→ **TASK TO CARRY OUT**: For the listing below, give the count of lines containing "letter", and no other text.

→ **DATA SHOWN**:
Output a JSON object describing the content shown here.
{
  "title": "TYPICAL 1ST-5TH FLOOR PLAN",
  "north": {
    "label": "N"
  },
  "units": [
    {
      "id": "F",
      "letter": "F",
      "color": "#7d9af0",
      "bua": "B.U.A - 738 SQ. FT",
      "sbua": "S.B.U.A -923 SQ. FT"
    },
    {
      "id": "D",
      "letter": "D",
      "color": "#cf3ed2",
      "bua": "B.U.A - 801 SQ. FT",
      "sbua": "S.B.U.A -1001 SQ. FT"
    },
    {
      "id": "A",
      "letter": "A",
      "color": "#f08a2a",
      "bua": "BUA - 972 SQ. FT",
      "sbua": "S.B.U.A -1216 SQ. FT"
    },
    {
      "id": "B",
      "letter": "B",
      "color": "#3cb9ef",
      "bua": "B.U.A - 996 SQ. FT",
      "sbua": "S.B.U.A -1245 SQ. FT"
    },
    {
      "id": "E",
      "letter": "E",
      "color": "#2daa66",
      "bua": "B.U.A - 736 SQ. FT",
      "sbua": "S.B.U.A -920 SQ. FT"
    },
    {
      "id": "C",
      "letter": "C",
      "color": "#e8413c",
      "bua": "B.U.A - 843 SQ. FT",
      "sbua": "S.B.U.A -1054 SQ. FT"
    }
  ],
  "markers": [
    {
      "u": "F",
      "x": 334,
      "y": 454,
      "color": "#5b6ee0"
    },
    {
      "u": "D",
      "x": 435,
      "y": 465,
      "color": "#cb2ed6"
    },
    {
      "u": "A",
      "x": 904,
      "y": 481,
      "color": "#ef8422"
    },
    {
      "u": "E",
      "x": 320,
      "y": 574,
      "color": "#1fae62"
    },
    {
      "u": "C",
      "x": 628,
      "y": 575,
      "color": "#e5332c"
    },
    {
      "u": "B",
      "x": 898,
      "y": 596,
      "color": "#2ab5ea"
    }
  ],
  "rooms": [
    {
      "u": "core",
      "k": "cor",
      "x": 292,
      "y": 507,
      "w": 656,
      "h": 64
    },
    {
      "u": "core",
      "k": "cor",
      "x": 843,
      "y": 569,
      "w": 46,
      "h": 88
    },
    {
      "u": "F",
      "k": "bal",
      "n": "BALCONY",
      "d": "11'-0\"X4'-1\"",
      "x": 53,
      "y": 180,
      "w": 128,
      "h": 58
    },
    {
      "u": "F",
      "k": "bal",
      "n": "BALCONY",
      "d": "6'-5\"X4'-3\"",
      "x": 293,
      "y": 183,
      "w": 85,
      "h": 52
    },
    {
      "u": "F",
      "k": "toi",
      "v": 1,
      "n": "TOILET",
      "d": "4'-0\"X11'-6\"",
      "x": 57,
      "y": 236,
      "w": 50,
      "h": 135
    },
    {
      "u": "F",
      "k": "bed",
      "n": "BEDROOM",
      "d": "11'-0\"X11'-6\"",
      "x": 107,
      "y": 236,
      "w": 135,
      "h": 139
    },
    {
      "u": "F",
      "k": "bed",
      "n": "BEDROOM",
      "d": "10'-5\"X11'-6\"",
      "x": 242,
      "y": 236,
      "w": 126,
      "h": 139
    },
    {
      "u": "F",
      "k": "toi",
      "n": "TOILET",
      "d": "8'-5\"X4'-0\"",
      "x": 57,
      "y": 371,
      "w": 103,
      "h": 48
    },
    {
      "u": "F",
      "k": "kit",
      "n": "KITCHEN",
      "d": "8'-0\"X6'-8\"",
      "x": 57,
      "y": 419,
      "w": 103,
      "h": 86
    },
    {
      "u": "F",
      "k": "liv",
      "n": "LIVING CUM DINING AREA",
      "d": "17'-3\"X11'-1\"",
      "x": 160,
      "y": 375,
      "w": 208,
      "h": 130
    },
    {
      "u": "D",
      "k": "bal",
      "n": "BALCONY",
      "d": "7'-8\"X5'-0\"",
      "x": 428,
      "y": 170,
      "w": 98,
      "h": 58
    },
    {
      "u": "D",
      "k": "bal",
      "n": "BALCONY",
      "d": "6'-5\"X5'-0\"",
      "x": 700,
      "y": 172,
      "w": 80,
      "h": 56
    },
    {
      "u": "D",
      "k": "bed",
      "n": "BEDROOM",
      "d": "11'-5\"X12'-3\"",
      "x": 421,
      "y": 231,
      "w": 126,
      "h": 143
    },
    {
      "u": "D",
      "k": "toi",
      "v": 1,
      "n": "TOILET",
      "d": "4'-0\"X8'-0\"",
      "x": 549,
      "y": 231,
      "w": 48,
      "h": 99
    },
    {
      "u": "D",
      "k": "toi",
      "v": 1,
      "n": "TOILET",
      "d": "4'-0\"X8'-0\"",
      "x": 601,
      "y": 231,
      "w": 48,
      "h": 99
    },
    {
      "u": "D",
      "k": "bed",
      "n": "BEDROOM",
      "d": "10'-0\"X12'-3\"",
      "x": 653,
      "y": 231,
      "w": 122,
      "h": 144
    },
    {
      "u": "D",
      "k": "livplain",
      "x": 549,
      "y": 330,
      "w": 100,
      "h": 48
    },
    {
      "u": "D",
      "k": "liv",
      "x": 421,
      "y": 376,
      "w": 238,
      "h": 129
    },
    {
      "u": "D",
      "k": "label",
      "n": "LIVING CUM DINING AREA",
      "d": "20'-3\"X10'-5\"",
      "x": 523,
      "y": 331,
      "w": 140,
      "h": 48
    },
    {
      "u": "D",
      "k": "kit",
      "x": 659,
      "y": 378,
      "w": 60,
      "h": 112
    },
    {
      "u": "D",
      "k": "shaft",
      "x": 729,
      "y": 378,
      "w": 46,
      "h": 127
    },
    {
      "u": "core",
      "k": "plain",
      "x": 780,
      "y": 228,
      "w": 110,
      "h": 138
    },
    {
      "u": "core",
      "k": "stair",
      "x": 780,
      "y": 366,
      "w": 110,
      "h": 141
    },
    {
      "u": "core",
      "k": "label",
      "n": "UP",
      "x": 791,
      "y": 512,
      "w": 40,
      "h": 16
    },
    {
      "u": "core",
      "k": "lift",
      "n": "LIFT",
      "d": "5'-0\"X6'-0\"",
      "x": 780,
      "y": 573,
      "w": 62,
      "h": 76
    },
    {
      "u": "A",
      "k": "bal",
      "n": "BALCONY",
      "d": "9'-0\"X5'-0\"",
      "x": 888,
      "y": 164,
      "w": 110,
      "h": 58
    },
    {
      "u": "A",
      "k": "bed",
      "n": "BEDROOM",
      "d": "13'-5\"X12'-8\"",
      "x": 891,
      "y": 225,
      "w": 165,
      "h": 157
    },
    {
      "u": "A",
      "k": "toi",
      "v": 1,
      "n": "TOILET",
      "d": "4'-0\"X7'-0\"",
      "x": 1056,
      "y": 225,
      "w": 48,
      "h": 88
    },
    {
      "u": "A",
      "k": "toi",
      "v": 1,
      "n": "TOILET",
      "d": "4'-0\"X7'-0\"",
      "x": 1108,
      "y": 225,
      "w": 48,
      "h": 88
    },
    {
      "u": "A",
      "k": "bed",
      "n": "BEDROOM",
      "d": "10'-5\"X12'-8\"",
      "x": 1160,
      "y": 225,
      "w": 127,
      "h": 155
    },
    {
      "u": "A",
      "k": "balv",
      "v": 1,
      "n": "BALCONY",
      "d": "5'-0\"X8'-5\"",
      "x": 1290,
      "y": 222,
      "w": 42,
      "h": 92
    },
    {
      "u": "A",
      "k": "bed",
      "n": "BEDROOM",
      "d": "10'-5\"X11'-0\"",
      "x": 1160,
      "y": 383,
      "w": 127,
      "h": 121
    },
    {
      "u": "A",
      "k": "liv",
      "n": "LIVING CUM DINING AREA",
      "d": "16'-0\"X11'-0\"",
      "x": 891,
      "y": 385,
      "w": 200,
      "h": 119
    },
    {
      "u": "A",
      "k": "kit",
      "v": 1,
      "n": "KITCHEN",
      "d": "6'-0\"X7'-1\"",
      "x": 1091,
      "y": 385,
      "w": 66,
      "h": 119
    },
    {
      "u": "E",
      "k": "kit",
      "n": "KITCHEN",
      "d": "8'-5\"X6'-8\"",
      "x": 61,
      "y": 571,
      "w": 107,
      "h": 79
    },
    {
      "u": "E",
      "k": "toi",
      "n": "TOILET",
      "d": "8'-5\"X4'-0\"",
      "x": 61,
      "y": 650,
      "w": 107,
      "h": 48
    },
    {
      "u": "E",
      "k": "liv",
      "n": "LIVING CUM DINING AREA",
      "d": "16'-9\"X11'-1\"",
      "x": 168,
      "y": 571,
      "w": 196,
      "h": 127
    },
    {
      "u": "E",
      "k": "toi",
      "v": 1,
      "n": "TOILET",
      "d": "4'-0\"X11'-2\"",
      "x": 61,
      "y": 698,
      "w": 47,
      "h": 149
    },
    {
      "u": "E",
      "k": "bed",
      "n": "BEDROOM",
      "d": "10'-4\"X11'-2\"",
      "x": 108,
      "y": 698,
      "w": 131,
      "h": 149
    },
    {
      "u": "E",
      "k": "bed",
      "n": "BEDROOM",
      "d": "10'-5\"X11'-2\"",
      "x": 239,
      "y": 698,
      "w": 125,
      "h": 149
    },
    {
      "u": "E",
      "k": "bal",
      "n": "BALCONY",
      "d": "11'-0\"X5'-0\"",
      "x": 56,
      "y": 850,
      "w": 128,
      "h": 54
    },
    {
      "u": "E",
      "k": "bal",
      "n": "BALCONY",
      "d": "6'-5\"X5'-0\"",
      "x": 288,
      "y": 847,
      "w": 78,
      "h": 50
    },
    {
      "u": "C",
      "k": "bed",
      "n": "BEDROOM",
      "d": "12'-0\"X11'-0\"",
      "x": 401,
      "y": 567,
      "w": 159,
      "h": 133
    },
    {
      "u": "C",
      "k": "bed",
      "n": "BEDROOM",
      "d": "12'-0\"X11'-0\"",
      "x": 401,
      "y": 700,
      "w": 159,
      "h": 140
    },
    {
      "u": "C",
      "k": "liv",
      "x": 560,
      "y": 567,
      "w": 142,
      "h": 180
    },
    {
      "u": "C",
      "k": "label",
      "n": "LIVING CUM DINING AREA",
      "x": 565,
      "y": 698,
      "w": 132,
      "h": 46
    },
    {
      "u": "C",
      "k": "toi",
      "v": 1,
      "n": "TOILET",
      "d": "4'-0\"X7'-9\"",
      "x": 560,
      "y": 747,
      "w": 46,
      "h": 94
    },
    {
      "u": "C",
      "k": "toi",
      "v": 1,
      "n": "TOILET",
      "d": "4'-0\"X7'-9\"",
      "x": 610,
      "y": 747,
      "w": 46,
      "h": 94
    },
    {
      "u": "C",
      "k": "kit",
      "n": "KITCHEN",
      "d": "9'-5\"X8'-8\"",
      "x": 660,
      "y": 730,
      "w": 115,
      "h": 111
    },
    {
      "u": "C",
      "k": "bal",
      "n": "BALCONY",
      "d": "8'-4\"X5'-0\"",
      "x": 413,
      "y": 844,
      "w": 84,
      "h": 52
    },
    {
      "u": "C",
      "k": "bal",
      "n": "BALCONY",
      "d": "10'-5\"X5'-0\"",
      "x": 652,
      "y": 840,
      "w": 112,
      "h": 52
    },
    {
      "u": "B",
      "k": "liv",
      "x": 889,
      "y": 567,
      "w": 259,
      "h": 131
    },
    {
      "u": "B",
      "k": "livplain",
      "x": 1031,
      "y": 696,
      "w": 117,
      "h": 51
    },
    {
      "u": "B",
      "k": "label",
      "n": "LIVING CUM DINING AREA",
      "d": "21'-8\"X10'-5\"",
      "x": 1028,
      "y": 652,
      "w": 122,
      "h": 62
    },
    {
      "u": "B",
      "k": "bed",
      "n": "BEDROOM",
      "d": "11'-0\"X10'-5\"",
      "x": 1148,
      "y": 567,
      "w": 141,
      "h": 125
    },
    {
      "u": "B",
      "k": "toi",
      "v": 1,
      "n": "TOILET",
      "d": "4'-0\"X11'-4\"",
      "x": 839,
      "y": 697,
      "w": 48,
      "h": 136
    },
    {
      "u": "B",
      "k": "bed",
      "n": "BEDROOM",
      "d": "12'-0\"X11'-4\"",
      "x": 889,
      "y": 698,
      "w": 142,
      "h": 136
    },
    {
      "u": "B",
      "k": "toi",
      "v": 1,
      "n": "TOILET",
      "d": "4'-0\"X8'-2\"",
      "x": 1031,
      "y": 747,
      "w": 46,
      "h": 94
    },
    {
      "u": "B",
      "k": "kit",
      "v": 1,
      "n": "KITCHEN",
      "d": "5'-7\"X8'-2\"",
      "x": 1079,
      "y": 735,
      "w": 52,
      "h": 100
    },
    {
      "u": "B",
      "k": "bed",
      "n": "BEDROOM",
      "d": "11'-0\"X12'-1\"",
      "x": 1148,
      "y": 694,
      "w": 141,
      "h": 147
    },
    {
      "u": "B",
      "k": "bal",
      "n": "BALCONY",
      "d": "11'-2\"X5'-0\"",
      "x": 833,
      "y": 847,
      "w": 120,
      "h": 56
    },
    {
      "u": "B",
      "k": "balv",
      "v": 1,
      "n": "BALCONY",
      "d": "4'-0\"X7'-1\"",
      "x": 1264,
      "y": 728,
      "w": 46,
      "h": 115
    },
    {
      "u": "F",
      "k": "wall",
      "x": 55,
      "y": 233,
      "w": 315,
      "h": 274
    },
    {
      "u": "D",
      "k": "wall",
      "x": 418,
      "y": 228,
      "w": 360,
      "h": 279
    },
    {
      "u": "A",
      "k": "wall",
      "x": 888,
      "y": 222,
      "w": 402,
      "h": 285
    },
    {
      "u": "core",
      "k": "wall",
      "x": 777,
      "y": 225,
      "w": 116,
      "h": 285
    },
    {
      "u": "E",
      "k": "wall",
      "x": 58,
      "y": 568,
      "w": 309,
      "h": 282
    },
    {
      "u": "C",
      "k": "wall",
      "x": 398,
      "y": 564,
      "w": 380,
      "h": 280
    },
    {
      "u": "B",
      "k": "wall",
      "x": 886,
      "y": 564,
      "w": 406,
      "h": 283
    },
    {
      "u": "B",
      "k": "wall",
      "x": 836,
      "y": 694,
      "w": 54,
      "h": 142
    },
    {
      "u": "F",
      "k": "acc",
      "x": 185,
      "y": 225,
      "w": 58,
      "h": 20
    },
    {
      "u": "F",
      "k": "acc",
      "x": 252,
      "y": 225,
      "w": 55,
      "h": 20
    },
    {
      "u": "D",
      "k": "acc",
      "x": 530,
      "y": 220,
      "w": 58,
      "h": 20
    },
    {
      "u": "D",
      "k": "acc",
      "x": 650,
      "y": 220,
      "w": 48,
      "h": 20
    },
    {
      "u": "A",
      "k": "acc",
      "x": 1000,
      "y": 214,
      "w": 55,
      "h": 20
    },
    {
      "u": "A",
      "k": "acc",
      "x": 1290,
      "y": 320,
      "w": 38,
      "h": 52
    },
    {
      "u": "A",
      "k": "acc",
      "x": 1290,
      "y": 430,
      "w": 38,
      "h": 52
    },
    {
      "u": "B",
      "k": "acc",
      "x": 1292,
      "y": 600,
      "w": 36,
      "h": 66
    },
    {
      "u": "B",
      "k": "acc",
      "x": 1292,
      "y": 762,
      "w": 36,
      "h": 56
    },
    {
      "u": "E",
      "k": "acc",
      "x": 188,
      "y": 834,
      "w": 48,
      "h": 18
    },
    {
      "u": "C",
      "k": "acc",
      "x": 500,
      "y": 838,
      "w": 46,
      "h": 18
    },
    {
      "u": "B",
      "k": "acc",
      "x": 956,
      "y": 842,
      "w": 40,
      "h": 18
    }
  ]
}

→ **EXERCISE RESPONSE**: 6